═════ Dataset rows ═════

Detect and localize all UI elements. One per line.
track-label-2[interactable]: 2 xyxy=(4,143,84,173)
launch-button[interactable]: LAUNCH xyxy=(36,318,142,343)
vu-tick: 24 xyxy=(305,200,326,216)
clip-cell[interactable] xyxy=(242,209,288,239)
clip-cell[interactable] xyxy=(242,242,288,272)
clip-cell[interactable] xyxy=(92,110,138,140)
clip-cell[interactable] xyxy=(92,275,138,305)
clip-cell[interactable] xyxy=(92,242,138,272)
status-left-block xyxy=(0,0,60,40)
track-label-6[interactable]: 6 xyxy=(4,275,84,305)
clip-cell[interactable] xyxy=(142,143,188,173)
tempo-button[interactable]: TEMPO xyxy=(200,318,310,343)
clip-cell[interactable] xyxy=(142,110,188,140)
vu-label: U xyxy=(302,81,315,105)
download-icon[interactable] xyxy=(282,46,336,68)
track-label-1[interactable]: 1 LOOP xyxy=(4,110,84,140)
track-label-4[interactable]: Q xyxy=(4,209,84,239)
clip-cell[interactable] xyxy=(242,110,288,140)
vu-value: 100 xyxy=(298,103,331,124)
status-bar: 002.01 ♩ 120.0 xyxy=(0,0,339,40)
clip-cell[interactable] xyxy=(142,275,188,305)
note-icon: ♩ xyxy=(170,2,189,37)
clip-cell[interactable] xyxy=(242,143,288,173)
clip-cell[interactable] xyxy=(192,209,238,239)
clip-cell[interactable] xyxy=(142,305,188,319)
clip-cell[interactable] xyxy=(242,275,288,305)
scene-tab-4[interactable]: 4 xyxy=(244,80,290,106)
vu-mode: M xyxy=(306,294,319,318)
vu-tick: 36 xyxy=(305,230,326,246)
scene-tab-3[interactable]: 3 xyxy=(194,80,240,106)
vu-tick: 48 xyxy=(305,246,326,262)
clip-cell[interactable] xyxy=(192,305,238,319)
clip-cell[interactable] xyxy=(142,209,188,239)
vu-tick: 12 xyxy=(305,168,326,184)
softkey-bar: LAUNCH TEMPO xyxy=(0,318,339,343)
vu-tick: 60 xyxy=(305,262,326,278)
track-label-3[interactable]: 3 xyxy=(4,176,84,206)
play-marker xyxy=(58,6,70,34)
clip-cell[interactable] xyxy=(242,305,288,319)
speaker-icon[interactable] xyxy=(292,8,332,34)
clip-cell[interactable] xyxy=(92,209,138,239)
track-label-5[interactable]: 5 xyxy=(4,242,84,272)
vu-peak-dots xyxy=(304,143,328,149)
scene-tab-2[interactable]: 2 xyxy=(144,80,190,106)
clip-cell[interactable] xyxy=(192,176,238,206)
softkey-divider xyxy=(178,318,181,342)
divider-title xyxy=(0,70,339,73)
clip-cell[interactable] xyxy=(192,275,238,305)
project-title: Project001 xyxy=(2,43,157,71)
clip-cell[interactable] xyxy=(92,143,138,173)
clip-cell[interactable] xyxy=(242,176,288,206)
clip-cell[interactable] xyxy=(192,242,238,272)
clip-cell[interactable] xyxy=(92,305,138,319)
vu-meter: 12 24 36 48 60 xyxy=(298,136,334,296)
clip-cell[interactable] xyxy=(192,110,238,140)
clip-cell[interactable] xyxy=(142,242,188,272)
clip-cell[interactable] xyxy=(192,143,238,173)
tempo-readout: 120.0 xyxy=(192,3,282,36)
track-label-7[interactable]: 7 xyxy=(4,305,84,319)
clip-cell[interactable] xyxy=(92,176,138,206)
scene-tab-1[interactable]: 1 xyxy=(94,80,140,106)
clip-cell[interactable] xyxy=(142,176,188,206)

═════

### [Objective]
Reproduce every line of the material above word for word, in the same order.

### [Task answer]
Detect and localize all UI elements. One per line.
track-label-2[interactable]: 2 xyxy=(4,143,84,173)
launch-button[interactable]: LAUNCH xyxy=(36,318,142,343)
vu-tick: 24 xyxy=(305,200,326,216)
clip-cell[interactable] xyxy=(242,209,288,239)
clip-cell[interactable] xyxy=(242,242,288,272)
clip-cell[interactable] xyxy=(92,110,138,140)
clip-cell[interactable] xyxy=(92,275,138,305)
clip-cell[interactable] xyxy=(92,242,138,272)
status-left-block xyxy=(0,0,60,40)
track-label-6[interactable]: 6 xyxy=(4,275,84,305)
clip-cell[interactable] xyxy=(142,143,188,173)
tempo-button[interactable]: TEMPO xyxy=(200,318,310,343)
clip-cell[interactable] xyxy=(142,110,188,140)
vu-label: U xyxy=(302,81,315,105)
download-icon[interactable] xyxy=(282,46,336,68)
track-label-1[interactable]: 1 LOOP xyxy=(4,110,84,140)
track-label-4[interactable]: Q xyxy=(4,209,84,239)
clip-cell[interactable] xyxy=(242,110,288,140)
vu-value: 100 xyxy=(298,103,331,124)
status-bar: 002.01 ♩ 120.0 xyxy=(0,0,339,40)
clip-cell[interactable] xyxy=(142,275,188,305)
note-icon: ♩ xyxy=(170,2,189,37)
clip-cell[interactable] xyxy=(242,143,288,173)
clip-cell[interactable] xyxy=(192,209,238,239)
clip-cell[interactable] xyxy=(142,305,188,319)
clip-cell[interactable] xyxy=(242,275,288,305)
scene-tab-4[interactable]: 4 xyxy=(244,80,290,106)
vu-mode: M xyxy=(306,294,319,318)
vu-tick: 36 xyxy=(305,230,326,246)
scene-tab-3[interactable]: 3 xyxy=(194,80,240,106)
vu-tick: 48 xyxy=(305,246,326,262)
clip-cell[interactable] xyxy=(192,305,238,319)
clip-cell[interactable] xyxy=(142,209,188,239)
vu-tick: 12 xyxy=(305,168,326,184)
softkey-bar: LAUNCH TEMPO xyxy=(0,318,339,343)
vu-tick: 60 xyxy=(305,262,326,278)
track-label-3[interactable]: 3 xyxy=(4,176,84,206)
play-marker xyxy=(58,6,70,34)
clip-cell[interactable] xyxy=(242,305,288,319)
speaker-icon[interactable] xyxy=(292,8,332,34)
clip-cell[interactable] xyxy=(92,209,138,239)
track-label-5[interactable]: 5 xyxy=(4,242,84,272)
vu-peak-dots xyxy=(304,143,328,149)
scene-tab-2[interactable]: 2 xyxy=(144,80,190,106)
clip-cell[interactable] xyxy=(192,176,238,206)
softkey-divider xyxy=(178,318,181,342)
divider-title xyxy=(0,70,339,73)
clip-cell[interactable] xyxy=(192,275,238,305)
project-title: Project001 xyxy=(2,43,157,71)
clip-cell[interactable] xyxy=(92,143,138,173)
clip-cell[interactable] xyxy=(242,176,288,206)
clip-cell[interactable] xyxy=(192,242,238,272)
clip-cell[interactable] xyxy=(92,305,138,319)
vu-meter: 12 24 36 48 60 xyxy=(298,136,334,296)
clip-cell[interactable] xyxy=(192,110,238,140)
clip-cell[interactable] xyxy=(142,242,188,272)
clip-cell[interactable] xyxy=(192,143,238,173)
tempo-readout: 120.0 xyxy=(192,3,282,36)
track-label-7[interactable]: 7 xyxy=(4,305,84,319)
clip-cell[interactable] xyxy=(92,176,138,206)
scene-tab-1[interactable]: 1 xyxy=(94,80,140,106)
clip-cell[interactable] xyxy=(142,176,188,206)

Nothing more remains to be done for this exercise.